▶ REQUIREMENTS:
Below are records; state how many of their lines hold the word "everything", and give only the figure.

▶ SOURCE RECORDS:
- - - - - - -

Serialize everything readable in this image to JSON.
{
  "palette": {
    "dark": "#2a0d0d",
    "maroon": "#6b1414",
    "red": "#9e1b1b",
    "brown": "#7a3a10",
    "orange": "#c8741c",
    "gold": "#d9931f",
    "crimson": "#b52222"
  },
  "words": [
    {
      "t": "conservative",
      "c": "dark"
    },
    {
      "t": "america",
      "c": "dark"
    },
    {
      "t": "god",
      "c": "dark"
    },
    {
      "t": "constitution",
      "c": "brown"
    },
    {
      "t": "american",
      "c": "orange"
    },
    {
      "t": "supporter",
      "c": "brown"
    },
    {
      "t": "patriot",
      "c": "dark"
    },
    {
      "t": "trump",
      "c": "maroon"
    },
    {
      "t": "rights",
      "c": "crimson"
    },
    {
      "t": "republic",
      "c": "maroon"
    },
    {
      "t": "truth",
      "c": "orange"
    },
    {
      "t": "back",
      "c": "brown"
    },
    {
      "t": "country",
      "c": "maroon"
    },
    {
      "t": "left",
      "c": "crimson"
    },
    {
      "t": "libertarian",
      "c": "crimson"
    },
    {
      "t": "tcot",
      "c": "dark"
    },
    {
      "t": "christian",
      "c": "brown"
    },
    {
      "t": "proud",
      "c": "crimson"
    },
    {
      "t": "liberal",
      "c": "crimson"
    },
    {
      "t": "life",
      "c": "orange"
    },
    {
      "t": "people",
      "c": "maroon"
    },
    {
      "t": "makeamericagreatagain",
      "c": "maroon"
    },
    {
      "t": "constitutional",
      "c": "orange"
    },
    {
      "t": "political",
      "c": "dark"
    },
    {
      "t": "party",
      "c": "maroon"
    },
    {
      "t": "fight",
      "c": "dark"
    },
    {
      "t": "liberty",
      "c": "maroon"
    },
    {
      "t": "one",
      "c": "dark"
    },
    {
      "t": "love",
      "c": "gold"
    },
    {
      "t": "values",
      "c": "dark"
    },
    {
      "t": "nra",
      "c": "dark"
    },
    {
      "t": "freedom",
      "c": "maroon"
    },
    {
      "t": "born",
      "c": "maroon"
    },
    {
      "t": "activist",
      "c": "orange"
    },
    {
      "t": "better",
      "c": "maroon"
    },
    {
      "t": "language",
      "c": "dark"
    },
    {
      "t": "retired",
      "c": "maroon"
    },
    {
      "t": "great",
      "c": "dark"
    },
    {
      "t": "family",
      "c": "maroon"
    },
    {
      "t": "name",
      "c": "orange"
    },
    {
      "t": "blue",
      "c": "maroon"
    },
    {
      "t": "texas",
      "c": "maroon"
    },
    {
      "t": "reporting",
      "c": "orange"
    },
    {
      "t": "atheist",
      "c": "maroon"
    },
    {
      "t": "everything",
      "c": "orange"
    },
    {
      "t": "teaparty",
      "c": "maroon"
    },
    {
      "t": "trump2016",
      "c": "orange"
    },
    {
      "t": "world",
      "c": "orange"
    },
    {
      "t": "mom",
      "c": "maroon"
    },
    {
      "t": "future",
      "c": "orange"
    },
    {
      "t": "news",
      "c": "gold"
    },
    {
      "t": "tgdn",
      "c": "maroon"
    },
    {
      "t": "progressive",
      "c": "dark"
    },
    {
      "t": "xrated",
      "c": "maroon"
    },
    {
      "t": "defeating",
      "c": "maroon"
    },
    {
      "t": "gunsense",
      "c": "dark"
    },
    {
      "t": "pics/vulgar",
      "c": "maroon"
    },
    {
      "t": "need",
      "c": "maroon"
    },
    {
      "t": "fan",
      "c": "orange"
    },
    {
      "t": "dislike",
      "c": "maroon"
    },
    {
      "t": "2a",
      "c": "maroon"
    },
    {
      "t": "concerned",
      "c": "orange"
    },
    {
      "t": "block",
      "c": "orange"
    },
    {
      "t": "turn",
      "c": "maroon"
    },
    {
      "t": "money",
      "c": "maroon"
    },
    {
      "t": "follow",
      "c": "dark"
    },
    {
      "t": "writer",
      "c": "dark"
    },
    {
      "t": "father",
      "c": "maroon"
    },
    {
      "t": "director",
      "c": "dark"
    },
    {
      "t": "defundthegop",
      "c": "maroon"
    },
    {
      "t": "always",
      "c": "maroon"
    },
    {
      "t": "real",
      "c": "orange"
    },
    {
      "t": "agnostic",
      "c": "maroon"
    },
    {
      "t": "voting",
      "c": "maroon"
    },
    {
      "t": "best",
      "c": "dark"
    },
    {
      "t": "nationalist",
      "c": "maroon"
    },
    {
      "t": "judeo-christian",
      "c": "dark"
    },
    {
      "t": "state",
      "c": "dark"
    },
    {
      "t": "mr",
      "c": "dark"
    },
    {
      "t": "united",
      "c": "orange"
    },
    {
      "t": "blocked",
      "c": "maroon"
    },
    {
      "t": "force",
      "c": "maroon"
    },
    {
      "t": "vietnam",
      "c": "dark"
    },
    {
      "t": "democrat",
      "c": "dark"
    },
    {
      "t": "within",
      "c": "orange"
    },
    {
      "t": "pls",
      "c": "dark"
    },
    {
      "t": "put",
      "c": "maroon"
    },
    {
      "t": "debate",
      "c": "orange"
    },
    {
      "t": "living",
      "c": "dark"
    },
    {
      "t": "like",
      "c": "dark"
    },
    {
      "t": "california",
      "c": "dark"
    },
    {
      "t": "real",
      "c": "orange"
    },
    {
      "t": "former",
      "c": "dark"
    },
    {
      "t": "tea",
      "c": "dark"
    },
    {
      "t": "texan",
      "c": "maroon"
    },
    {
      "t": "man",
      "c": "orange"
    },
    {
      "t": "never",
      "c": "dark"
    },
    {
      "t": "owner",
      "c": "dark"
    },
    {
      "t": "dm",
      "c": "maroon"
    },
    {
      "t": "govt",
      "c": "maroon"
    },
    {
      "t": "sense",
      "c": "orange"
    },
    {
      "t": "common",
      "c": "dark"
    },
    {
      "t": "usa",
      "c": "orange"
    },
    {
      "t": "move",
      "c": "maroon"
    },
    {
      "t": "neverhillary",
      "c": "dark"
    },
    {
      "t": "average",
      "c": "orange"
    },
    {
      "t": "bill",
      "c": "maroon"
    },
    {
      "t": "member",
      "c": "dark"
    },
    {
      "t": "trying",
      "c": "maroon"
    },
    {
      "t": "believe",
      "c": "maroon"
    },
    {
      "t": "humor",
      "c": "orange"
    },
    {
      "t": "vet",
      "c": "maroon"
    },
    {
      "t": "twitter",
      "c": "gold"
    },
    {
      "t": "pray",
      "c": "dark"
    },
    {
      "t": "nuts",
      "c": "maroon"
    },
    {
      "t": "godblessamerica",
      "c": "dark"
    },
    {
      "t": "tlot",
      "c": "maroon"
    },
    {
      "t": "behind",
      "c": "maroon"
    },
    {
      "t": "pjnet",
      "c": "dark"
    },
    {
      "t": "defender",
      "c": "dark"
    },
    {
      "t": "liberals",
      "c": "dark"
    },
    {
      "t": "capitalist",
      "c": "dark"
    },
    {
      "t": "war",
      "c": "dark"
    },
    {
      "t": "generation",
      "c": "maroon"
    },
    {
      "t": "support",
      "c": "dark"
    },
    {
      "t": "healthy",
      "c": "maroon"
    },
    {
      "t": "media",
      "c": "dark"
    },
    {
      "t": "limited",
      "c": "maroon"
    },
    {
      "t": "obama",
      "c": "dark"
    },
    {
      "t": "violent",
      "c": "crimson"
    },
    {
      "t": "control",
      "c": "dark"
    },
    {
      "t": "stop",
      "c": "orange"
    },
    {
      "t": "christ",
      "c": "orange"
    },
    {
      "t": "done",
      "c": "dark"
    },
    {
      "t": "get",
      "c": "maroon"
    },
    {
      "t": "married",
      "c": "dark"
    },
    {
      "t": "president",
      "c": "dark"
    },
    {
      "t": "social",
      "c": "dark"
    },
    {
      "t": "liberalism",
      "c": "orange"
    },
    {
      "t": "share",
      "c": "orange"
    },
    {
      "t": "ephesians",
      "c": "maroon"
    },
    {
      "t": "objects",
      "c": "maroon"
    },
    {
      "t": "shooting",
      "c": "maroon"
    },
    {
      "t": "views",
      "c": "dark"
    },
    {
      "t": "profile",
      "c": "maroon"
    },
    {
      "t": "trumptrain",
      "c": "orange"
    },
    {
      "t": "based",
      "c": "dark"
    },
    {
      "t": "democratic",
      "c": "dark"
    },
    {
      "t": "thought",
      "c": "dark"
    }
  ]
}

- - - - - - -

▶ PROBLEM SOLUTION:
2